▶ **What the task requires**
Word for word, give the material below again, minus any images.

Data entries
○ ○ ○ ○ ○ ○ ○

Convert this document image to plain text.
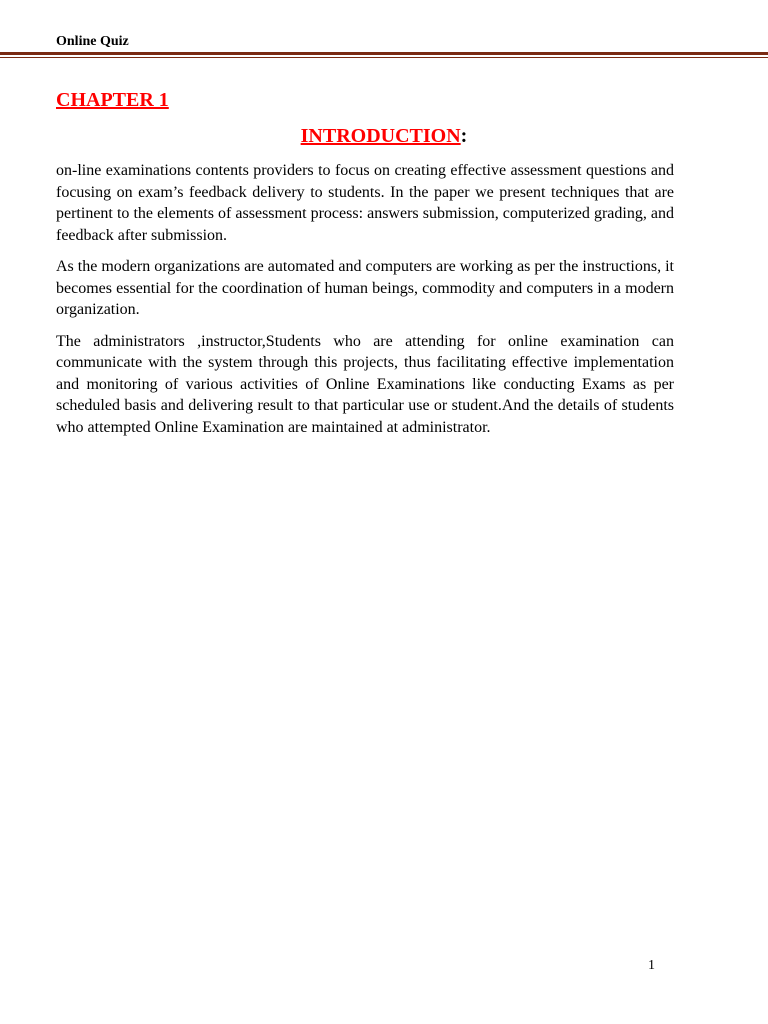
Online Quiz
CHAPTER 1
INTRODUCTION:

on-line examinations contents providers to focus on creating effective assessment questions and focusing on exam’s feedback delivery to students. In the paper we present techniques that are pertinent to the elements of assessment process: answers submission, computerized grading, and feedback after submission.

As the modern organizations are automated and computers are working as per the instructions, it becomes essential for the coordination of human beings, commodity and computers in a modern organization.

The administrators ,instructor,Students who are attending for online examination can communicate with the system through this projects, thus facilitating effective implementation and monitoring of various activities of Online Examinations like conducting Exams as per scheduled basis and delivering result to that particular use or student.And the details of students who attempted Online Examination are maintained at administrator.

1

○ ○ ○ ○ ○ ○ ○

▶ **Task solution**
Convert this document image to plain text.
Online Quiz
CHAPTER 1
INTRODUCTION:

on-line examinations contents providers to focus on creating effective assessment questions and focusing on exam’s feedback delivery to students. In the paper we present techniques that are pertinent to the elements of assessment process: answers submission, computerized grading, and feedback after submission.

As the modern organizations are automated and computers are working as per the instructions, it becomes essential for the coordination of human beings, commodity and computers in a modern organization.

The administrators ,instructor,Students who are attending for online examination can communicate with the system through this projects, thus facilitating effective implementation and monitoring of various activities of Online Examinations like conducting Exams as per scheduled basis and delivering result to that particular use or student.And the details of students who attempted Online Examination are maintained at administrator.

1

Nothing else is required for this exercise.